== WHAT YOU WILL DO ==
Copy out the complete listing, word for word.
--------------------------------
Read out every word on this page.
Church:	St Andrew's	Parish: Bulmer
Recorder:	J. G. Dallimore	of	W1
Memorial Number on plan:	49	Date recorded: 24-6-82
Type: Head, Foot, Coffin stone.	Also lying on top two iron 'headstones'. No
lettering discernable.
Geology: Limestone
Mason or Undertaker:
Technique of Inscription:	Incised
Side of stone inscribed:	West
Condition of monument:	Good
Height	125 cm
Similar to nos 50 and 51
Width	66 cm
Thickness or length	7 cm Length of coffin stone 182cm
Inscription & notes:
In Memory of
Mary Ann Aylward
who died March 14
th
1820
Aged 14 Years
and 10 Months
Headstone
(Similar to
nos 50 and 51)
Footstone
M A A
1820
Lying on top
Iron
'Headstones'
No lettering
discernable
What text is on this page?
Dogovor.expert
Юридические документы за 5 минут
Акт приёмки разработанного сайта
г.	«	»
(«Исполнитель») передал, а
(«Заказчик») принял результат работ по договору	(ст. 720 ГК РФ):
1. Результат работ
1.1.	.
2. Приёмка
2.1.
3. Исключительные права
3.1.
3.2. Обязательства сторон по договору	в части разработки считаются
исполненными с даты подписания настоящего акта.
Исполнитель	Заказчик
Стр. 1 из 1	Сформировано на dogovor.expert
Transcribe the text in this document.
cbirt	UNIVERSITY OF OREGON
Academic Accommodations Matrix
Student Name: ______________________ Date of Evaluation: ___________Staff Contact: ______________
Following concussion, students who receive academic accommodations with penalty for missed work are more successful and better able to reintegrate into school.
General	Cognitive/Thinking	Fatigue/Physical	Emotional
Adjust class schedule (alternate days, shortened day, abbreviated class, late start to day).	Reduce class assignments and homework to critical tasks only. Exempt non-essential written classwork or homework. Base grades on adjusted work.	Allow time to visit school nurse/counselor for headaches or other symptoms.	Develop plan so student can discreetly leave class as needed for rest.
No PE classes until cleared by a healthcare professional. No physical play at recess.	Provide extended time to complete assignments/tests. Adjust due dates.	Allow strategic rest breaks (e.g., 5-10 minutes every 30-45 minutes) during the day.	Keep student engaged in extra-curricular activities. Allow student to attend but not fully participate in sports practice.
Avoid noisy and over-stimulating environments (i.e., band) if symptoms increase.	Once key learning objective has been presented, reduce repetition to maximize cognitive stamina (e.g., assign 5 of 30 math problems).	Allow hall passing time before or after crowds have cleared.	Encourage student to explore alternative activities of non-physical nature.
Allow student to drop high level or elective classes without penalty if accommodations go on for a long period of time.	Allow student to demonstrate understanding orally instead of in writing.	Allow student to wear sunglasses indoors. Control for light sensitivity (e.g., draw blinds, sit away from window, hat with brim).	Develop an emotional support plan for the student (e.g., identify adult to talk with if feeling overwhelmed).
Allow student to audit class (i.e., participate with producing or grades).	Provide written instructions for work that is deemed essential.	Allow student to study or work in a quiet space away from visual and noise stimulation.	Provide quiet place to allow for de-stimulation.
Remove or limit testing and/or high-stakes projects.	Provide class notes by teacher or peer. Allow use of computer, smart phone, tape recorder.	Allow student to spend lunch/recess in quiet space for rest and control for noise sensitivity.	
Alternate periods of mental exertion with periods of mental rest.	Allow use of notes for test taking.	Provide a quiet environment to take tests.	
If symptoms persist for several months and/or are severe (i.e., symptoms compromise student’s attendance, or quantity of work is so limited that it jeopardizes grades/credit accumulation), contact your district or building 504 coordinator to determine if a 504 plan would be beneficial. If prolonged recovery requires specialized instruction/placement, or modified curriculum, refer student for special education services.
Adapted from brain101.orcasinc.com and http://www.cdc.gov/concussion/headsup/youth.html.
--------------------------------
== ANSWER FOR THE TASK ==
Read out every word on this page.
Church:	St Andrew's	Parish: Bulmer
Recorder:	J. G. Dallimore	of	W1
Memorial Number on plan:	49	Date recorded: 24-6-82
Type: Head, Foot, Coffin stone.	Also lying on top two iron 'headstones'. No
lettering discernable.
Geology: Limestone
Mason or Undertaker:
Technique of Inscription:	Incised
Side of stone inscribed:	West
Condition of monument:	Good
Height	125 cm
Similar to nos 50 and 51
Width	66 cm
Thickness or length	7 cm Length of coffin stone 182cm
Inscription & notes:
In Memory of
Mary Ann Aylward
who died March 14
th
1820
Aged 14 Years
and 10 Months
Headstone
(Similar to
nos 50 and 51)
Footstone
M A A
1820
Lying on top
Iron
'Headstones'
No lettering
discernable
What text is on this page?
Dogovor.expert
Юридические документы за 5 минут
Акт приёмки разработанного сайта
г.	«	»
(«Исполнитель») передал, а
(«Заказчик») принял результат работ по договору	(ст. 720 ГК РФ):
1. Результат работ
1.1.	.
2. Приёмка
2.1.
3. Исключительные права
3.1.
3.2. Обязательства сторон по договору	в части разработки считаются
исполненными с даты подписания настоящего акта.
Исполнитель	Заказчик
Стр. 1 из 1	Сформировано на dogovor.expert
Transcribe the text in this document.
cbirt	UNIVERSITY OF OREGON
Academic Accommodations Matrix
Student Name: ______________________ Date of Evaluation: ___________Staff Contact: ______________
Following concussion, students who receive academic accommodations with penalty for missed work are more successful and better able to reintegrate into school.
General	Cognitive/Thinking	Fatigue/Physical	Emotional
Adjust class schedule (alternate days, shortened day, abbreviated class, late start to day).	Reduce class assignments and homework to critical tasks only. Exempt non-essential written classwork or homework. Base grades on adjusted work.	Allow time to visit school nurse/counselor for headaches or other symptoms.	Develop plan so student can discreetly leave class as needed for rest.
No PE classes until cleared by a healthcare professional. No physical play at recess.	Provide extended time to complete assignments/tests. Adjust due dates.	Allow strategic rest breaks (e.g., 5-10 minutes every 30-45 minutes) during the day.	Keep student engaged in extra-curricular activities. Allow student to attend but not fully participate in sports practice.
Avoid noisy and over-stimulating environments (i.e., band) if symptoms increase.	Once key learning objective has been presented, reduce repetition to maximize cognitive stamina (e.g., assign 5 of 30 math problems).	Allow hall passing time before or after crowds have cleared.	Encourage student to explore alternative activities of non-physical nature.
Allow student to drop high level or elective classes without penalty if accommodations go on for a long period of time.	Allow student to demonstrate understanding orally instead of in writing.	Allow student to wear sunglasses indoors. Control for light sensitivity (e.g., draw blinds, sit away from window, hat with brim).	Develop an emotional support plan for the student (e.g., identify adult to talk with if feeling overwhelmed).
Allow student to audit class (i.e., participate with producing or grades).	Provide written instructions for work that is deemed essential.	Allow student to study or work in a quiet space away from visual and noise stimulation.	Provide quiet place to allow for de-stimulation.
Remove or limit testing and/or high-stakes projects.	Provide class notes by teacher or peer. Allow use of computer, smart phone, tape recorder.	Allow student to spend lunch/recess in quiet space for rest and control for noise sensitivity.	
Alternate periods of mental exertion with periods of mental rest.	Allow use of notes for test taking.	Provide a quiet environment to take tests.	
If symptoms persist for several months and/or are severe (i.e., symptoms compromise student’s attendance, or quantity of work is so limited that it jeopardizes grades/credit accumulation), contact your district or building 504 coordinator to determine if a 504 plan would be beneficial. If prolonged recovery requires specialized instruction/placement, or modified curriculum, refer student for special education services.
Adapted from brain101.orcasinc.com and http://www.cdc.gov/concussion/headsup/youth.html.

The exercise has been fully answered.